== Rows

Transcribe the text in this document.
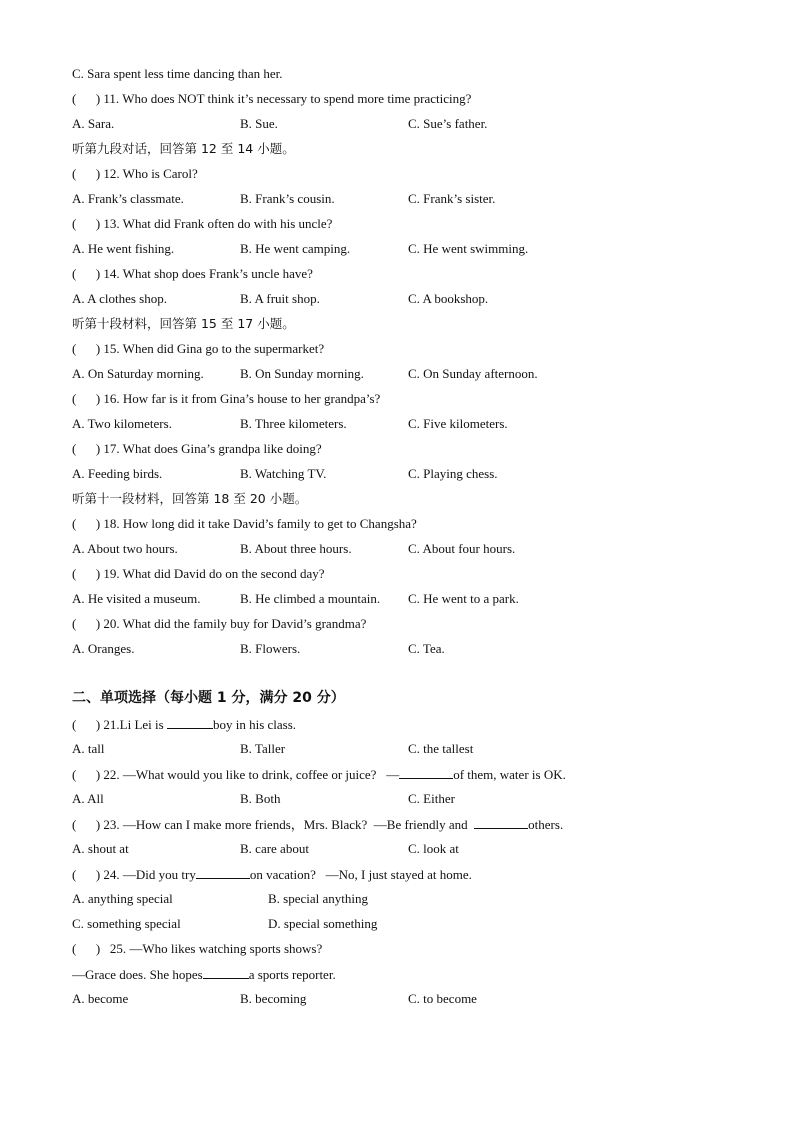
C. Sara spent less time dancing than her.
(      ) 11. Who does NOT think it’s necessary to spend more time practicing?
A. Sara.	B. Sue.	C. Sue’s father.
听第九段对话，回答第 12 至 14 小题。
(      ) 12. Who is Carol?
A. Frank’s classmate.	B. Frank’s cousin.	C. Frank’s sister.
(      ) 13. What did Frank often do with his uncle?
A. He went fishing.	B. He went camping.	C. He went swimming.
(      ) 14. What shop does Frank’s uncle have?
A. A clothes shop.	B. A fruit shop.	C. A bookshop.
听第十段材料，回答第 15 至 17 小题。
(      ) 15. When did Gina go to the supermarket?
A. On Saturday morning.	B. On Sunday morning.	C. On Sunday afternoon.
(      ) 16. How far is it from Gina’s house to her grandpa’s?
A. Two kilometers.	B. Three kilometers.	C. Five kilometers.
(      ) 17. What does Gina’s grandpa like doing?
A. Feeding birds.	B. Watching TV.	C. Playing chess.
听第十一段材料，回答第 18 至 20 小题。
(      ) 18. How long did it take David’s family to get to Changsha?
A. About two hours.	B. About three hours.	C. About four hours.
(      ) 19. What did David do on the second day?
A. He visited a museum.	B. He climbed a mountain. C. He went to a park.
(      ) 20. What did the family buy for David’s grandma?
A. Oranges.	B. Flowers.	C. Tea.
二、单项选择（每小题 1 分，满分 20 分）
(      ) 21.Li Lei is	boy in his class.
A. tall	B. Taller	C. the tallest
(      ) 22. —What would you like to drink, coffee or juice?   —	of them, water is OK.
A. All	B. Both	C. Either
(      ) 23. —How can I make more friends，Mrs. Black?  —Be friendly and	others.
A. shout at	B. care about	C. look at
(      ) 24. —Did you try	on vacation?   —No, I just stayed at home.
A. anything special	B. special anything
C. something special	D. special something
(      )   25. —Who likes watching sports shows?
—Grace does. She hopes	a sports reporter.
A. become	B. becoming	C. to become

====

→ **Problem details**: Quote every record above exactly, leaving out any pictures.

→ **Output for this task**:
Transcribe the text in this document.
C. Sara spent less time dancing than her.
(      ) 11. Who does NOT think it’s necessary to spend more time practicing?
A. Sara.	B. Sue.	C. Sue’s father.
听第九段对话，回答第 12 至 14 小题。
(      ) 12. Who is Carol?
A. Frank’s classmate.	B. Frank’s cousin.	C. Frank’s sister.
(      ) 13. What did Frank often do with his uncle?
A. He went fishing.	B. He went camping.	C. He went swimming.
(      ) 14. What shop does Frank’s uncle have?
A. A clothes shop.	B. A fruit shop.	C. A bookshop.
听第十段材料，回答第 15 至 17 小题。
(      ) 15. When did Gina go to the supermarket?
A. On Saturday morning.	B. On Sunday morning.	C. On Sunday afternoon.
(      ) 16. How far is it from Gina’s house to her grandpa’s?
A. Two kilometers.	B. Three kilometers.	C. Five kilometers.
(      ) 17. What does Gina’s grandpa like doing?
A. Feeding birds.	B. Watching TV.	C. Playing chess.
听第十一段材料，回答第 18 至 20 小题。
(      ) 18. How long did it take David’s family to get to Changsha?
A. About two hours.	B. About three hours.	C. About four hours.
(      ) 19. What did David do on the second day?
A. He visited a museum.	B. He climbed a mountain. C. He went to a park.
(      ) 20. What did the family buy for David’s grandma?
A. Oranges.	B. Flowers.	C. Tea.
二、单项选择（每小题 1 分，满分 20 分）
(      ) 21.Li Lei is	boy in his class.
A. tall	B. Taller	C. the tallest
(      ) 22. —What would you like to drink, coffee or juice?   —	of them, water is OK.
A. All	B. Both	C. Either
(      ) 23. —How can I make more friends，Mrs. Black?  —Be friendly and	others.
A. shout at	B. care about	C. look at
(      ) 24. —Did you try	on vacation?   —No, I just stayed at home.
A. anything special	B. special anything
C. something special	D. special something
(      )   25. —Who likes watching sports shows?
—Grace does. She hopes	a sports reporter.
A. become	B. becoming	C. to become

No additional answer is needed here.